State only how many lines contain the string "Italia".

☆ ☆ ☆ ☆

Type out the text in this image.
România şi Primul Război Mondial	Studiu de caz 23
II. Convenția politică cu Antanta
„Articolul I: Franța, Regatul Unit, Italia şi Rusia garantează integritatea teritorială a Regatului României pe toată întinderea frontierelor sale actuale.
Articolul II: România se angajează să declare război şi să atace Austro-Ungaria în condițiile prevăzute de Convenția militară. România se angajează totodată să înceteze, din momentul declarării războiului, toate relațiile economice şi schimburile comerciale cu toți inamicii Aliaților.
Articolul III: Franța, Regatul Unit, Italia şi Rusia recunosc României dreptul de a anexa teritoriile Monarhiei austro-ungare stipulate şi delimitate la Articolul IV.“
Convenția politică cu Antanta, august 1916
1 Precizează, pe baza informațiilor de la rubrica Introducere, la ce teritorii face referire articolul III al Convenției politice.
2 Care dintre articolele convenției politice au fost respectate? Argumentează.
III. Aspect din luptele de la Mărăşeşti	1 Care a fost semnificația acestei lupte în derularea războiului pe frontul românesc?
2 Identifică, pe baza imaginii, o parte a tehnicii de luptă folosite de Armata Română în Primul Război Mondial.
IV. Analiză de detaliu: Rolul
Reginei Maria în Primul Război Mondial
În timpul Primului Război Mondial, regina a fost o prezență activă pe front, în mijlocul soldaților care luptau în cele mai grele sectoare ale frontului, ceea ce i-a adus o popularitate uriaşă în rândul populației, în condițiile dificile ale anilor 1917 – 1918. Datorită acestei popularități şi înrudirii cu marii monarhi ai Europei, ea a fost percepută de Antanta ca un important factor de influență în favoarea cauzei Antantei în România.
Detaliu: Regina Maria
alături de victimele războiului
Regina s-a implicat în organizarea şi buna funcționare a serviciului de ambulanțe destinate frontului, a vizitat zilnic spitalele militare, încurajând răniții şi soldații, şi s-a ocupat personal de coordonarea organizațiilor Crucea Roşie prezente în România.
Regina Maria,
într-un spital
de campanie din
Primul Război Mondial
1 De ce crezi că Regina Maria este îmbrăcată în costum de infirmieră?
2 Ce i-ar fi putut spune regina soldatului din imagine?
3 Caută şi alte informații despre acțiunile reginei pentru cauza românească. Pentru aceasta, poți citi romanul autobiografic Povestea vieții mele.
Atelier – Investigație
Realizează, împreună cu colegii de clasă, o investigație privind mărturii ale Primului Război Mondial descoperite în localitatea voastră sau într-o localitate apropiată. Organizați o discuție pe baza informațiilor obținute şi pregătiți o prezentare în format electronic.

☆ ☆ ☆ ☆

§ **Output for this exercise**
2